## Entries provided:

:::

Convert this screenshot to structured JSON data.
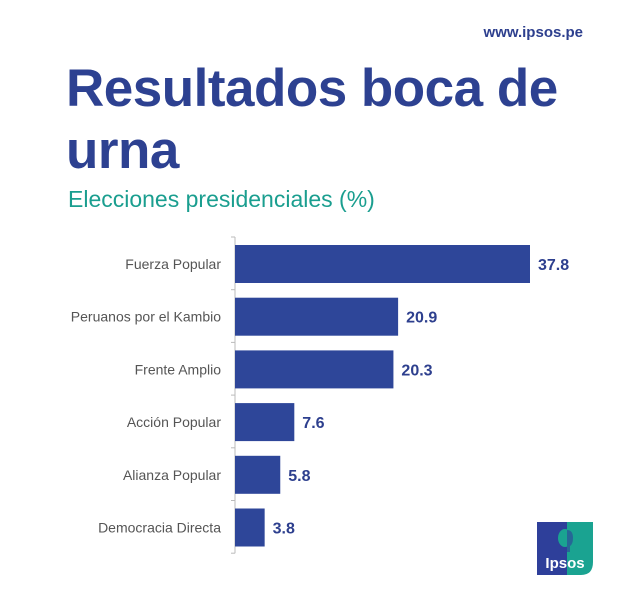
{
  "header": {
    "url": "www.ipsos.pe"
  },
  "title": "Resultados boca de urna",
  "subtitle": "Elecciones presidenciales (%)",
  "logo": {
    "text": "Ipsos",
    "colors": [
      "#2e3f9a",
      "#1aa391"
    ]
  },
  "chart_data": {
    "type": "bar",
    "orientation": "horizontal",
    "title": "Resultados boca de urna",
    "subtitle": "Elecciones presidenciales (%)",
    "categories": [
      "Fuerza Popular",
      "Peruanos por el Kambio",
      "Frente Amplio",
      "Acción Popular",
      "Alianza Popular",
      "Democracia Directa"
    ],
    "values": [
      37.8,
      20.9,
      20.3,
      7.6,
      5.8,
      3.8
    ],
    "data_labels": [
      "37.8",
      "20.9",
      "20.3",
      "7.6",
      "5.8",
      "3.8"
    ],
    "xlim": [
      0,
      40
    ],
    "grid": false,
    "bar_color": "#2e4699",
    "label_color": "#2d3f8e"
  }
}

:::

## Written problem:
Pick out each line in the material containing "Resultados".

## The completed task:
  "title": "Resultados boca de urna",
    "title": "Resultados boca de urna",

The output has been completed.